What is expected — Answer with one number only: the number of lines that include the word "natural".

Extracted information —
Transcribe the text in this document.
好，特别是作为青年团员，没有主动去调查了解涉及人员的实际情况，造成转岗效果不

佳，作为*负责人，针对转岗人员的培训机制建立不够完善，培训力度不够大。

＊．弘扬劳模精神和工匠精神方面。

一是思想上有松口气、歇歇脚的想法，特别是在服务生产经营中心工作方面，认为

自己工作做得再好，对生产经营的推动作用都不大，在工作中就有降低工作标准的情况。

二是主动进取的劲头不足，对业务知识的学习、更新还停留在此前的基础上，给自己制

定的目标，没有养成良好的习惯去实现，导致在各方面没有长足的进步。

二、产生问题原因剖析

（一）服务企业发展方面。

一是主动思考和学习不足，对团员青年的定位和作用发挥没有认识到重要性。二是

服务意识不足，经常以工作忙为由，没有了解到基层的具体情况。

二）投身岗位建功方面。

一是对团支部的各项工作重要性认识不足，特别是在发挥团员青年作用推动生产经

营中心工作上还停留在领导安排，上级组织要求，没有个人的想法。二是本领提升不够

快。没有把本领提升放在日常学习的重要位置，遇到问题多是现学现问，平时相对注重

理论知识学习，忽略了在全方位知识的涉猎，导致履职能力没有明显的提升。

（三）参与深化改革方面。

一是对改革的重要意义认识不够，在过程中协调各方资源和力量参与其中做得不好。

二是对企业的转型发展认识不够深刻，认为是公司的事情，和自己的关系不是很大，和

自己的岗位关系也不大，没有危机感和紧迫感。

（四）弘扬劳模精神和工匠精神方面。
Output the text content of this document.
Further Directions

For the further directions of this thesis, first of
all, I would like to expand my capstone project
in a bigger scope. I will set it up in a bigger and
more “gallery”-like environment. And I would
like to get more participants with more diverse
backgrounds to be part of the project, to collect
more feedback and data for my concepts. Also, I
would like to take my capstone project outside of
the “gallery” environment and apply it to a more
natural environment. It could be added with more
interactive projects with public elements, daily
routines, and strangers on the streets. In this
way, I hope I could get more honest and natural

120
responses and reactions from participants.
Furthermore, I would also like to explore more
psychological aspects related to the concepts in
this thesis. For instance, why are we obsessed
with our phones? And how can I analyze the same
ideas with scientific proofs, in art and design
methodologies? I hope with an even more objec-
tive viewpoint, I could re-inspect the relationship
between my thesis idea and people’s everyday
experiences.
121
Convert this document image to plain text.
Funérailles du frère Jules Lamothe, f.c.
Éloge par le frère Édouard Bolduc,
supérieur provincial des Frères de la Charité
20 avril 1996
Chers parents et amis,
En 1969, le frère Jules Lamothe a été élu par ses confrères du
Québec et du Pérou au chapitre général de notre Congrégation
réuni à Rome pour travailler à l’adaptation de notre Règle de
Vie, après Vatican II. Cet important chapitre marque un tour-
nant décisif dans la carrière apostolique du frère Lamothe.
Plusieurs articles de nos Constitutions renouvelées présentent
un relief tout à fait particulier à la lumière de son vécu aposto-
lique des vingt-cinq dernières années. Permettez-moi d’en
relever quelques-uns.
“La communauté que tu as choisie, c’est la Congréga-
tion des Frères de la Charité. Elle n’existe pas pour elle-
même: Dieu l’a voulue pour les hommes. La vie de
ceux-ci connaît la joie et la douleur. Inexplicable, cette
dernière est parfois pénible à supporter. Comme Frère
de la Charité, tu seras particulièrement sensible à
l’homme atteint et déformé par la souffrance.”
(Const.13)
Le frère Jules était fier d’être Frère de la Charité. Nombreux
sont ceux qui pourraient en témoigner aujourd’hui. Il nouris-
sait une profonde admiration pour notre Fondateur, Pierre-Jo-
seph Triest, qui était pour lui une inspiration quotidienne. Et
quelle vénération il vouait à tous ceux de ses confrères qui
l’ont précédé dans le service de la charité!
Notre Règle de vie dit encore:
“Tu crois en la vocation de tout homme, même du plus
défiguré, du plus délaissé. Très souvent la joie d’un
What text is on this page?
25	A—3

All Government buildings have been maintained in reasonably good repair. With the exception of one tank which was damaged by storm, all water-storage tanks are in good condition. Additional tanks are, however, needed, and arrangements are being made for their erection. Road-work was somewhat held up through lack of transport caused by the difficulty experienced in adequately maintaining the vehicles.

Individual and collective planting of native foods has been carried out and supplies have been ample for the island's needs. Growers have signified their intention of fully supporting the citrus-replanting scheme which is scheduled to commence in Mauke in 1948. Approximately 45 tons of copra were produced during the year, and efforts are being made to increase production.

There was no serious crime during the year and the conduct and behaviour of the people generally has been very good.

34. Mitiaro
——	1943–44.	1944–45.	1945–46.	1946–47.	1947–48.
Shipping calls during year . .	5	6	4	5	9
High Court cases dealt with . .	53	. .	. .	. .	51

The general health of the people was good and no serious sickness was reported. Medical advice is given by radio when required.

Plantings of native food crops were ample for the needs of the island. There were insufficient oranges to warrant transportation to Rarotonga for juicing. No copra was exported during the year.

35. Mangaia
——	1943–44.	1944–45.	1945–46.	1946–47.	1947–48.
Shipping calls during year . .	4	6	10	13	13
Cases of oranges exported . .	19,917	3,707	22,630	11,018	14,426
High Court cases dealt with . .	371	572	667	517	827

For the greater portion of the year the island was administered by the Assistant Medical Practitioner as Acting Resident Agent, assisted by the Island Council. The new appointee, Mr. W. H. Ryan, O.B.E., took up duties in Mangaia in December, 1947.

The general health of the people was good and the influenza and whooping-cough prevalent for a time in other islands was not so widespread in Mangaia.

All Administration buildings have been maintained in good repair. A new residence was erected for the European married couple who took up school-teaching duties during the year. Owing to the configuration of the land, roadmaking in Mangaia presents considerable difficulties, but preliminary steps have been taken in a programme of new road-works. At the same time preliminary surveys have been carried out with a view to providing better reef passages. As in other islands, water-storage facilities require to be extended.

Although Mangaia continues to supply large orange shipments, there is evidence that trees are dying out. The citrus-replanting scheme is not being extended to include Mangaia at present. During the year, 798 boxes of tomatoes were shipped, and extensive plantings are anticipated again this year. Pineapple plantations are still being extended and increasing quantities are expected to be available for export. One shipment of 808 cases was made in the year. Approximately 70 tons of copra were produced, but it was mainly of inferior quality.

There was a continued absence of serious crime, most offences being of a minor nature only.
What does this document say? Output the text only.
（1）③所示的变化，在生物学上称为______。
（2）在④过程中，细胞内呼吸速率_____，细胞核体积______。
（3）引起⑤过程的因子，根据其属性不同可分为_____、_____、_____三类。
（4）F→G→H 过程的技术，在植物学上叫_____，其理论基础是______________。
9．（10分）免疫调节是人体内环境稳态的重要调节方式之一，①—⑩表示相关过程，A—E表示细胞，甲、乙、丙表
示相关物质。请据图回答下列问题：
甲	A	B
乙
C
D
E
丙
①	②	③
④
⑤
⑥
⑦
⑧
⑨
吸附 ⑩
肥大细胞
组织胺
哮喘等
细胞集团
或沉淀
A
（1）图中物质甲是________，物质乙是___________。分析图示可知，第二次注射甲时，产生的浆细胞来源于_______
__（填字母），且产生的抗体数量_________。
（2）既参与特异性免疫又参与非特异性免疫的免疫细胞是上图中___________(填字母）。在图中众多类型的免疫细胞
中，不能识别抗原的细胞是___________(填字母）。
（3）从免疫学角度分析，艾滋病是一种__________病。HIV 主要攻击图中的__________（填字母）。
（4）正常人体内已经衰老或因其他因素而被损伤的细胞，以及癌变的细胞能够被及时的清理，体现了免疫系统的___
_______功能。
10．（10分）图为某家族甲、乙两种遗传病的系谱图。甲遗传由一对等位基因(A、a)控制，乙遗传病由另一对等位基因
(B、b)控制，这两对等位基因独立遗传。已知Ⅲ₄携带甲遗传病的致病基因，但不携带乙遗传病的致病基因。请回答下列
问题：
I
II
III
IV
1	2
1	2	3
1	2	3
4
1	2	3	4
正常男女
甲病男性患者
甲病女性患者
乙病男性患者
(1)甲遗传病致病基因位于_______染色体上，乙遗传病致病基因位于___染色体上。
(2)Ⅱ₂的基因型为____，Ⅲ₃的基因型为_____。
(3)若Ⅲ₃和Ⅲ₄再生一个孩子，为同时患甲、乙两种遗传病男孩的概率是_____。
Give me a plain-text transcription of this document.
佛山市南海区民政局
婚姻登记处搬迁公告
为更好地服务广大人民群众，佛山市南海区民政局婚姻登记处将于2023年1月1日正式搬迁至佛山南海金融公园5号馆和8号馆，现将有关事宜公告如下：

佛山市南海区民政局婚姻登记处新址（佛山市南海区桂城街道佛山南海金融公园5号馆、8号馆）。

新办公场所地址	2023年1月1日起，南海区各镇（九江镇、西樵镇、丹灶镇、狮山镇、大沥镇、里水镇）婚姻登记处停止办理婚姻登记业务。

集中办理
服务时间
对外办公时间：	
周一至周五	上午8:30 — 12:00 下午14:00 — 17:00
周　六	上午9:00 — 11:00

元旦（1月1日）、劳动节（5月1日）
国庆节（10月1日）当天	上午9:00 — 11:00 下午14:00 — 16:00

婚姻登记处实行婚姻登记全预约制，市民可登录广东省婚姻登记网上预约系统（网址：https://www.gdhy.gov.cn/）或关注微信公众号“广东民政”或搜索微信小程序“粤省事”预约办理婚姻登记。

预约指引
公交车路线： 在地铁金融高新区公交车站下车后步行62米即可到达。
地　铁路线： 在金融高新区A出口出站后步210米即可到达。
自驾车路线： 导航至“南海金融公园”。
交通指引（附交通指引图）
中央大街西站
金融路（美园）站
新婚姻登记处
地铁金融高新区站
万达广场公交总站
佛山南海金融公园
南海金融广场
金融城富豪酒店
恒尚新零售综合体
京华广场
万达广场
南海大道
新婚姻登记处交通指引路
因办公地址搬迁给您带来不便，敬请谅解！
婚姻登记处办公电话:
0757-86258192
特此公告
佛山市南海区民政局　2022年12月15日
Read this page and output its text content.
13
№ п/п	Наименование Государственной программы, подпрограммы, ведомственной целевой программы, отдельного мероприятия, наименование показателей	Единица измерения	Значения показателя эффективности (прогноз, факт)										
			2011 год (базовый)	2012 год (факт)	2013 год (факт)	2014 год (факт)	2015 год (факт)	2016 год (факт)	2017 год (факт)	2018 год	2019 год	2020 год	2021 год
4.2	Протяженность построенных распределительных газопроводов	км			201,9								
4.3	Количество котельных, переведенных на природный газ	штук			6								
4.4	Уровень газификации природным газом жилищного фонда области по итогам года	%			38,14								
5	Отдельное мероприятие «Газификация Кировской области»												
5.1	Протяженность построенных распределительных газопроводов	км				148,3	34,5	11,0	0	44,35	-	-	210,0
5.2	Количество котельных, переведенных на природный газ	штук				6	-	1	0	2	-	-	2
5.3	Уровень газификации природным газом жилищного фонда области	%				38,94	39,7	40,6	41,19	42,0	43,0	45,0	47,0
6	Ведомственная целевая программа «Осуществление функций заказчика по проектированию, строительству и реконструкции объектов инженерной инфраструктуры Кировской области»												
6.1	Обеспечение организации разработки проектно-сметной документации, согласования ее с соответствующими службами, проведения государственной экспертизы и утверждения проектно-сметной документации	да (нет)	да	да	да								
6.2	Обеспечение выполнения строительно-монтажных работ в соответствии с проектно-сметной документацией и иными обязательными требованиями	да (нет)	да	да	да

Task solution — 2